>>>
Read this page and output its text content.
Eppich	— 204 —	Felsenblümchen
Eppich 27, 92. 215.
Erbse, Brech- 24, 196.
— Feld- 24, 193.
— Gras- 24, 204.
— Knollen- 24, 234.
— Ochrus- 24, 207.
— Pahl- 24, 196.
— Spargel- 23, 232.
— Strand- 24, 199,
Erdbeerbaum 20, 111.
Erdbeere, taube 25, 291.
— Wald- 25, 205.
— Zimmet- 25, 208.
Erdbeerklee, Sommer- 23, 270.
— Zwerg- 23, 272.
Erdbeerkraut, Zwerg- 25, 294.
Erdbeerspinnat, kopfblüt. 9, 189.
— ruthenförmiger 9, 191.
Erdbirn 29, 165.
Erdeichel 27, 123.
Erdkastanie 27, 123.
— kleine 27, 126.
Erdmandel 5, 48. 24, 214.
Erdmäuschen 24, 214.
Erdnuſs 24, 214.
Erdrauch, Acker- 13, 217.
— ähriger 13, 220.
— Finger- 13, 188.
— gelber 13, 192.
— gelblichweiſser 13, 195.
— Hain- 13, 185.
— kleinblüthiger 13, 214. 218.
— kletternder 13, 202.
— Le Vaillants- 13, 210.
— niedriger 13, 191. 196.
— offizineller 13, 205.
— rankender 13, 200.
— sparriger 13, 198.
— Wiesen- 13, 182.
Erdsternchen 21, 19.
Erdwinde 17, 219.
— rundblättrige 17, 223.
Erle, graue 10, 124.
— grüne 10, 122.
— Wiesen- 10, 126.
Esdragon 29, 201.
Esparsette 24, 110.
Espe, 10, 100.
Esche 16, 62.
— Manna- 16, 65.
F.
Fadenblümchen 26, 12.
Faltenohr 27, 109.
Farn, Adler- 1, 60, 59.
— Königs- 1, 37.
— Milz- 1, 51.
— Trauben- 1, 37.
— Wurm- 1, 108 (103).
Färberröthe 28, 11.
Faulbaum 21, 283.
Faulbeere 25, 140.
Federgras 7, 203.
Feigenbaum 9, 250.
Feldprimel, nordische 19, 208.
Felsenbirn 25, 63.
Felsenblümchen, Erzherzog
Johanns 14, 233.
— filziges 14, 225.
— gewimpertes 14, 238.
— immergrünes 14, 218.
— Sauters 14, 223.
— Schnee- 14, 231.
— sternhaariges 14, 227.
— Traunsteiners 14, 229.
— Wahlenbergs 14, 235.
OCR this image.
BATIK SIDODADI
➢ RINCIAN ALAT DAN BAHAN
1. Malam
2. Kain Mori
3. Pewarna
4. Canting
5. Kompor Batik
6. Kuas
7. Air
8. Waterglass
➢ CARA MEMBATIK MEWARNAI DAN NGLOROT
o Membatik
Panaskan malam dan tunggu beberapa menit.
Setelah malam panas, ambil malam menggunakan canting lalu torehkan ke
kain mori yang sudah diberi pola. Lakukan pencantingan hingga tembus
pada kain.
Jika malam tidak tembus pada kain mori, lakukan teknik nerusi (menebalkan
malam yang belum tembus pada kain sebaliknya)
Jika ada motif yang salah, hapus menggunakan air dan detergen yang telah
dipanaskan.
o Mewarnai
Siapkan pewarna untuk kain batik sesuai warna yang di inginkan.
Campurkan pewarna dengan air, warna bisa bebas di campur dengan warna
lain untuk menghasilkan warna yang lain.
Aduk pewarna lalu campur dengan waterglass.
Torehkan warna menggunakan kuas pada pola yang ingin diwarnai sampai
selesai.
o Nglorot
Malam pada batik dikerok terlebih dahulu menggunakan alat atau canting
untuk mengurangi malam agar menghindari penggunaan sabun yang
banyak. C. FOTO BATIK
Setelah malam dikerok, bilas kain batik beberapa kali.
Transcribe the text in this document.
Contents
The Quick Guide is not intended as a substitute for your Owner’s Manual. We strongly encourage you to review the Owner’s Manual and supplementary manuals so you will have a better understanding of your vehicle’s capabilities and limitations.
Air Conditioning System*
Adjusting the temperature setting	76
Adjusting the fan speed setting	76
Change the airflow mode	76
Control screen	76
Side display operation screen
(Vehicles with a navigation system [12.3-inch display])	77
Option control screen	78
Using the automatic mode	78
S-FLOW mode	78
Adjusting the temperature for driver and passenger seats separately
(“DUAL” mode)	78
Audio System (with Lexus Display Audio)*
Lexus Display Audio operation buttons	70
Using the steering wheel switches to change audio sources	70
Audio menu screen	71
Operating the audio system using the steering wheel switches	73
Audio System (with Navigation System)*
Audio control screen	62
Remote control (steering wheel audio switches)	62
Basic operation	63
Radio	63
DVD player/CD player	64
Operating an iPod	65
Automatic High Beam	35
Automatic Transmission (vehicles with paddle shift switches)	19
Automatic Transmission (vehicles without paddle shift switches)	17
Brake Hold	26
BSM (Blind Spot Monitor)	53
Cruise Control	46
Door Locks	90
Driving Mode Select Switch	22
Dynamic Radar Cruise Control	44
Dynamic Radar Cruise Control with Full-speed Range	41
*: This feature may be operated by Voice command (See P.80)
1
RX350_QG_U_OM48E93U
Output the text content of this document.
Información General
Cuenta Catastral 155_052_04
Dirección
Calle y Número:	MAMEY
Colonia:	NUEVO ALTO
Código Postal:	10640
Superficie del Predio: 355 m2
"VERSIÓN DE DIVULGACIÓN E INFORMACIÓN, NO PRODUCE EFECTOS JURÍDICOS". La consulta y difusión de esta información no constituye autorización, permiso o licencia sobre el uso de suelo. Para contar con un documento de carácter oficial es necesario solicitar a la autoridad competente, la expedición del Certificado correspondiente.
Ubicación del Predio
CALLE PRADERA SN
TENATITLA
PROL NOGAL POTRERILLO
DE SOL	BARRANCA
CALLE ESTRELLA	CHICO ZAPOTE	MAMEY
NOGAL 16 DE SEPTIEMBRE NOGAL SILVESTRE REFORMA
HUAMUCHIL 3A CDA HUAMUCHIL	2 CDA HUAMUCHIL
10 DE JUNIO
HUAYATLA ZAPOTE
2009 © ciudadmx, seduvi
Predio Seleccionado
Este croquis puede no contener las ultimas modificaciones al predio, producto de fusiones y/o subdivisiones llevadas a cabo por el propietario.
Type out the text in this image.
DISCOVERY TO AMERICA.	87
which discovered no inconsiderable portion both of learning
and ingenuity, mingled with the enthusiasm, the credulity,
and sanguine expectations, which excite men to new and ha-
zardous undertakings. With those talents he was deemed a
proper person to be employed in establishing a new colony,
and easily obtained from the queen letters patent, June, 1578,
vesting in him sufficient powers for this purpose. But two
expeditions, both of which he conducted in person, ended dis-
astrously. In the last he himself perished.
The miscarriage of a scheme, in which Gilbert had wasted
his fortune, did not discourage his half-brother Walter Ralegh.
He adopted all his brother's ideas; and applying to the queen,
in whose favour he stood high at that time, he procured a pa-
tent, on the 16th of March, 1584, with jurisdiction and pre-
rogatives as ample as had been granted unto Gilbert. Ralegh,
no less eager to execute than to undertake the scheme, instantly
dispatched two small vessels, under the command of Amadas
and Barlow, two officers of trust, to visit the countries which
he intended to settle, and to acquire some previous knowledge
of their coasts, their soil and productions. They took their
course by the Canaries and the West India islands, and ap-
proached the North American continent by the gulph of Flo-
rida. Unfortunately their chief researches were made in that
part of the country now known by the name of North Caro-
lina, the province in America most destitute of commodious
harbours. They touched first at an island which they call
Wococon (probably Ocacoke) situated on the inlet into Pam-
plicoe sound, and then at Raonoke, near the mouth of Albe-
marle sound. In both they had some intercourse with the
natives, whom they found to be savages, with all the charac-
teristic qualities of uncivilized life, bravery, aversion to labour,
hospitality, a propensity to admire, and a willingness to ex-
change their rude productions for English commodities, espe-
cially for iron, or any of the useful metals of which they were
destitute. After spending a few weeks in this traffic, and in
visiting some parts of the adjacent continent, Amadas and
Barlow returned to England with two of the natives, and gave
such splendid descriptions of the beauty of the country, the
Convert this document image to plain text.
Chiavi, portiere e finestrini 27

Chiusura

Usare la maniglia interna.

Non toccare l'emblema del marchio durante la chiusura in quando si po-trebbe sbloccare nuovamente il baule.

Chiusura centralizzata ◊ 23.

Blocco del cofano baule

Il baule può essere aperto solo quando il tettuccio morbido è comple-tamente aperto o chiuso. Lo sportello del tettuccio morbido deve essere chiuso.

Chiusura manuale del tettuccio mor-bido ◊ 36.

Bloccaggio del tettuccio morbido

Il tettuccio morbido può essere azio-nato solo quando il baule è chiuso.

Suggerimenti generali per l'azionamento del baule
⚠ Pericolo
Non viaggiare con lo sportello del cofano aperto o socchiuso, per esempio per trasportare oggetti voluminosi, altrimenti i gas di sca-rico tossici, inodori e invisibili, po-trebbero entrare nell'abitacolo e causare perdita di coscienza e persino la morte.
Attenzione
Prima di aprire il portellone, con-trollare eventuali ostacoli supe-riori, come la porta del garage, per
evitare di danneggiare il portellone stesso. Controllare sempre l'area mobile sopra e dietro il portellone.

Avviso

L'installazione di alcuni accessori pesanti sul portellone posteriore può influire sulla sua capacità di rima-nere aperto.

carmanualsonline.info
<<<
# WHAT THIS TASK INVOLVES:
From the listing above, report the number of lines containing the string "Amadas", without any accompanying remarks.

# WRITTEN ANSWER:
2